_Instruction 1:_
In the Roger Rabbit plot summary, how much does C.B. Maroon pay Eddie Valiant to look into Roger Rabbit's background?
_Instruction 2:_
Write the next part of the Roger Rabbit plot summary, starting after its final sentence.
— START Page excerpt —
A weasel, Slimy, is shown watching the documentary. He goes with two other weasels, Flasher and Ragtag, to find the original cel of Doom. They manipulate some animators to bring Doom back to life. With time, Doom remembers everything that happened to him, and now wants revenge against both Eddie Valiant and Roger Rabbit for ruining his plans.

Meanwhile, Eddie Valiant is called by C.B. Maroon, the late R.K. Maroon’s brother and new executive of Maroon Cartoons, who announces they are reopening the studio, and pays Valiant $500 to run a search on the background of Roger Rabbit. Valiant finds Roger's records clean as a whistle.

Meanwhile, Roger and Jessica Rabbit are enjoying life at home as much as possible, despite Roger's unemployment following the closing of Maroon Cartoon Studios. Roger gets a call from Maroon Cartoons, saying they are reopening the studio, and that they want Roger to come work for them. Roger accepts the offer, and the next day, Roger meets C.B. Maroon, who starts Roger off with a very low-budget film (depicted in a Hanna-Barbera-esque style). Roger angrily objects to his part in the film, and is fired ("Get me that other rabbit with the tiger for a buddy!").
— END Page excerpt —
— START Extracted records —
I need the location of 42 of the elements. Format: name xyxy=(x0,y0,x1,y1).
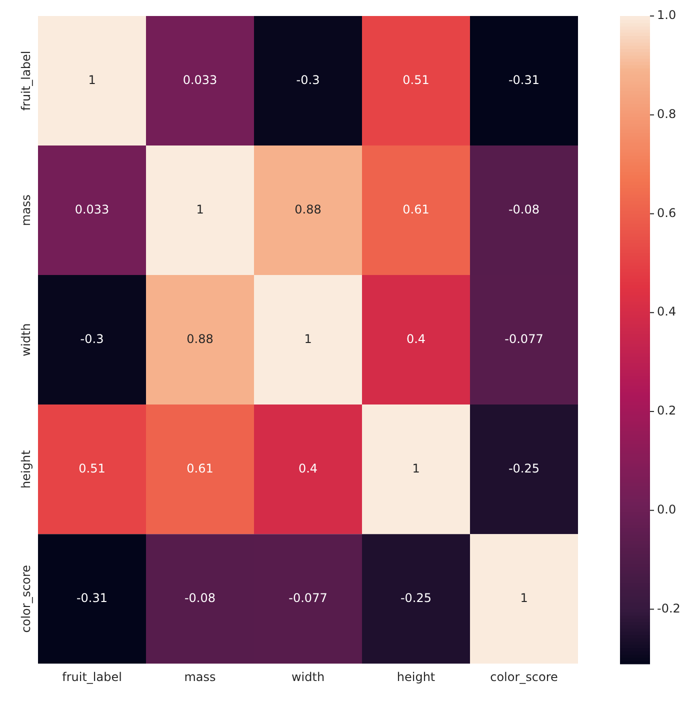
x-tick-label: mass xyxy=(184,670,216,684)
data-label: -0.25 xyxy=(400,590,432,605)
data-label: 0.61 xyxy=(402,202,430,216)
data-label: 1 xyxy=(304,332,312,346)
y-tick-label: height xyxy=(19,450,34,488)
data-label: 0.61 xyxy=(186,461,214,476)
data-label: -0.31 xyxy=(508,72,540,87)
data-label: 0.88 xyxy=(294,202,322,216)
data-label: 0.88 xyxy=(186,332,214,346)
y-tick-label: fruit_label xyxy=(19,50,34,111)
data-label: 1 xyxy=(196,202,204,216)
y-tick-label: width xyxy=(19,323,34,356)
x-tick-label: height xyxy=(396,670,436,684)
data-label: -0.25 xyxy=(508,461,540,476)
data-label: 0.033 xyxy=(74,202,110,216)
color-bar-label: 0.2 xyxy=(657,404,676,418)
color-bar-label: -0.2 xyxy=(657,601,680,616)
color-bar-label: 0.8 xyxy=(657,106,676,121)
color-bar-label: 0.6 xyxy=(657,206,676,220)
data-label: 1 xyxy=(412,461,420,476)
data-label: -0.3 xyxy=(80,332,104,346)
data-label: 0.4 xyxy=(406,332,426,346)
y-tick-label: color_score xyxy=(19,564,34,633)
color-bar-label: 0.0 xyxy=(657,502,676,516)
data-label: 0.033 xyxy=(182,72,218,87)
data-label: -0.077 xyxy=(288,590,328,605)
color-bar-label: 0.4 xyxy=(657,304,676,319)
data-label: 0.4 xyxy=(298,461,318,476)
data-label: -0.31 xyxy=(76,590,108,605)
data-label: 1 xyxy=(88,72,96,87)
data-label: 0.51 xyxy=(402,72,430,87)
data-label: 0.51 xyxy=(78,461,106,476)
x-tick-label: color_score xyxy=(490,670,558,684)
x-tick-label: width xyxy=(291,670,325,684)
data-label: 1 xyxy=(520,590,528,605)
x-tick-label: fruit_label xyxy=(62,670,122,684)
data-label: -0.3 xyxy=(296,72,320,87)
y-tick-label: mass xyxy=(19,194,34,226)
data-label: -0.077 xyxy=(504,332,544,346)
data-label: -0.08 xyxy=(508,202,540,216)
data-label: -0.08 xyxy=(184,590,216,605)
color-bar-label: 1.0 xyxy=(657,8,676,22)
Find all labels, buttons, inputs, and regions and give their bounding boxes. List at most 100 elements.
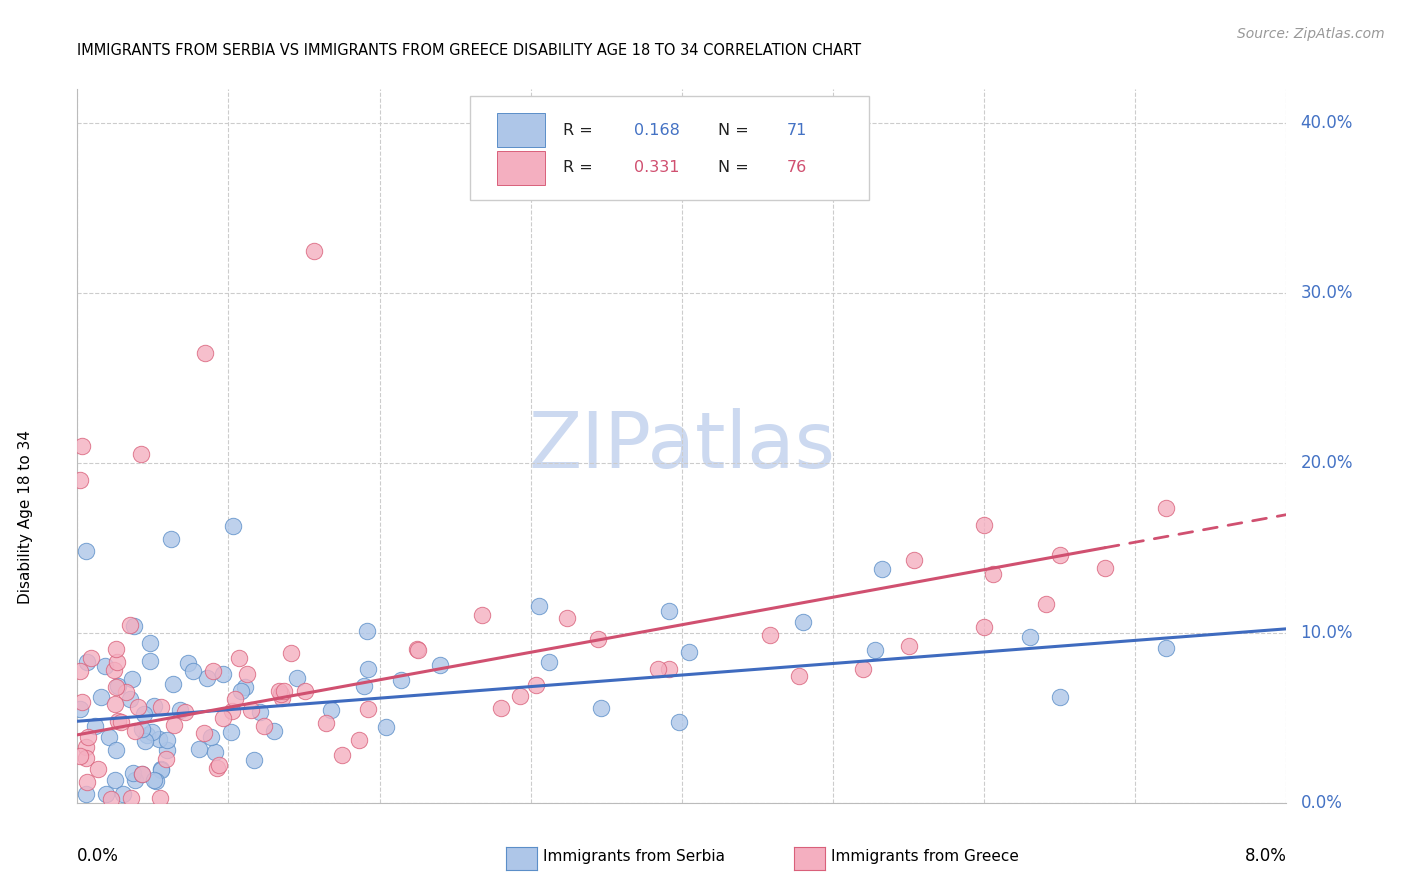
Point xyxy=(69,748,91,763)
Point xyxy=(122,766,145,780)
Text: R =: R = xyxy=(564,161,599,175)
Point xyxy=(586,632,609,646)
Point xyxy=(903,553,925,567)
Point xyxy=(104,680,127,694)
Text: N =: N = xyxy=(718,161,754,175)
Point xyxy=(1154,641,1177,656)
Point xyxy=(1035,597,1057,611)
Point xyxy=(118,617,141,632)
Point xyxy=(195,671,218,685)
Text: Immigrants from Serbia: Immigrants from Serbia xyxy=(543,849,724,863)
Point xyxy=(134,733,156,747)
Point xyxy=(389,673,412,687)
Point xyxy=(139,654,162,668)
Point xyxy=(375,720,398,734)
Text: ZIPatlas: ZIPatlas xyxy=(529,408,835,484)
Point xyxy=(127,699,149,714)
Point xyxy=(96,787,118,801)
Point xyxy=(538,655,561,669)
Text: Immigrants from Greece: Immigrants from Greece xyxy=(831,849,1019,863)
Point xyxy=(758,628,780,642)
Point xyxy=(177,656,200,670)
Point xyxy=(240,703,263,717)
Point xyxy=(155,752,177,766)
Point xyxy=(83,718,105,732)
Point xyxy=(408,643,430,657)
Text: 0.0%: 0.0% xyxy=(77,847,120,865)
Point xyxy=(787,669,810,683)
Point xyxy=(107,679,129,693)
Point xyxy=(243,753,266,767)
Point xyxy=(136,728,159,742)
Point xyxy=(270,690,292,705)
Point xyxy=(973,517,995,532)
Point xyxy=(148,732,170,747)
Point xyxy=(124,724,146,739)
Point xyxy=(121,672,143,686)
Point xyxy=(107,714,129,728)
Point xyxy=(280,646,302,660)
Point xyxy=(139,636,162,650)
Point xyxy=(1018,630,1040,644)
Point xyxy=(90,690,112,704)
Point xyxy=(527,599,550,614)
Point xyxy=(249,705,271,719)
Point xyxy=(1049,548,1071,562)
Point xyxy=(105,743,128,757)
Text: N =: N = xyxy=(718,123,754,137)
Point xyxy=(678,645,700,659)
Point xyxy=(863,643,886,657)
Point xyxy=(118,692,141,706)
Point xyxy=(981,567,1004,582)
Point xyxy=(110,714,132,729)
Point xyxy=(131,722,153,736)
Point xyxy=(76,750,98,764)
Point xyxy=(973,620,995,634)
Point xyxy=(200,730,222,744)
Point xyxy=(273,684,295,698)
Point xyxy=(98,730,121,744)
Point xyxy=(162,677,184,691)
Point xyxy=(319,703,342,717)
Point xyxy=(114,684,136,698)
Text: Source: ZipAtlas.com: Source: ZipAtlas.com xyxy=(1237,27,1385,41)
Point xyxy=(181,665,204,679)
Point xyxy=(253,719,276,733)
Point xyxy=(142,698,165,713)
Text: 40.0%: 40.0% xyxy=(1301,114,1353,132)
Point xyxy=(104,698,127,712)
Point xyxy=(509,690,531,704)
Point xyxy=(120,791,142,805)
Point xyxy=(104,772,127,787)
Point xyxy=(792,615,814,629)
Point xyxy=(131,767,153,781)
Point xyxy=(347,733,370,747)
Point xyxy=(1094,561,1116,575)
FancyBboxPatch shape xyxy=(470,96,869,200)
Point xyxy=(160,533,183,547)
Point xyxy=(1154,500,1177,515)
Point xyxy=(201,664,224,678)
Point xyxy=(357,662,380,676)
Point xyxy=(302,244,325,258)
Text: 71: 71 xyxy=(787,123,807,137)
Point xyxy=(211,711,233,725)
Point xyxy=(70,695,93,709)
Point xyxy=(163,718,186,732)
Point xyxy=(188,742,211,756)
Text: R =: R = xyxy=(564,123,599,137)
Point xyxy=(208,757,231,772)
Point xyxy=(356,624,378,638)
Point xyxy=(270,687,292,701)
Point xyxy=(524,678,547,692)
Text: 30.0%: 30.0% xyxy=(1301,284,1353,302)
Point xyxy=(103,663,125,677)
Point xyxy=(236,667,259,681)
Text: IMMIGRANTS FROM SERBIA VS IMMIGRANTS FROM GREECE DISABILITY AGE 18 TO 34 CORRELA: IMMIGRANTS FROM SERBIA VS IMMIGRANTS FRO… xyxy=(77,43,862,58)
Point xyxy=(219,724,242,739)
Point xyxy=(267,683,290,698)
Point xyxy=(75,739,97,754)
Point xyxy=(221,704,243,718)
Point xyxy=(76,655,98,669)
Point xyxy=(471,608,494,623)
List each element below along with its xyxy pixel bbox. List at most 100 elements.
— END Extracted records —
_Expected answer 1:_
$500

_Expected answer 2:_
The next day, Roger finds dozens of scandalous, untrue headlines centered on himself. He turns to Valiant to find out why this is happening. Valiant first meets with C.B. Maroon, and questions him about firing Roger. Maroon reveals himself as Doom, tells his plan to ruin Roger's reputation and then kill him. He and the weasels knock Valiant out and lock him up in a storage locker, where Valiant meets the real C.B. Maroon. Doom, as C.B. Maroon, puts Maroon Studios up for auction, and the studio will be officially sold at noon.

Meanwhile, Roger and Jessica are about to leave for Simi Valley, but first go to Valiant's office to say goodbye, only to find the office ransacked. Jessica finds indentations of the address Valiant wrote on the last piece of paper he used. Rushing to the address, they find and rescue Eddie Valiant and C.B. Maroon. They leave to save Maroon Studios. Valiant sprays him and his weasels with the Dip-filled gag squirt gun, and before dissolving, "Maroon" reveals himself to be Doom.

The real C.B. Maroon announces he is re-opening Maroon Cartoon Studios, and will be providing all the toon employees with work, including Roger Rabbit and Baby Herman with a line-up of new animated short films, starting with Tummy Trouble.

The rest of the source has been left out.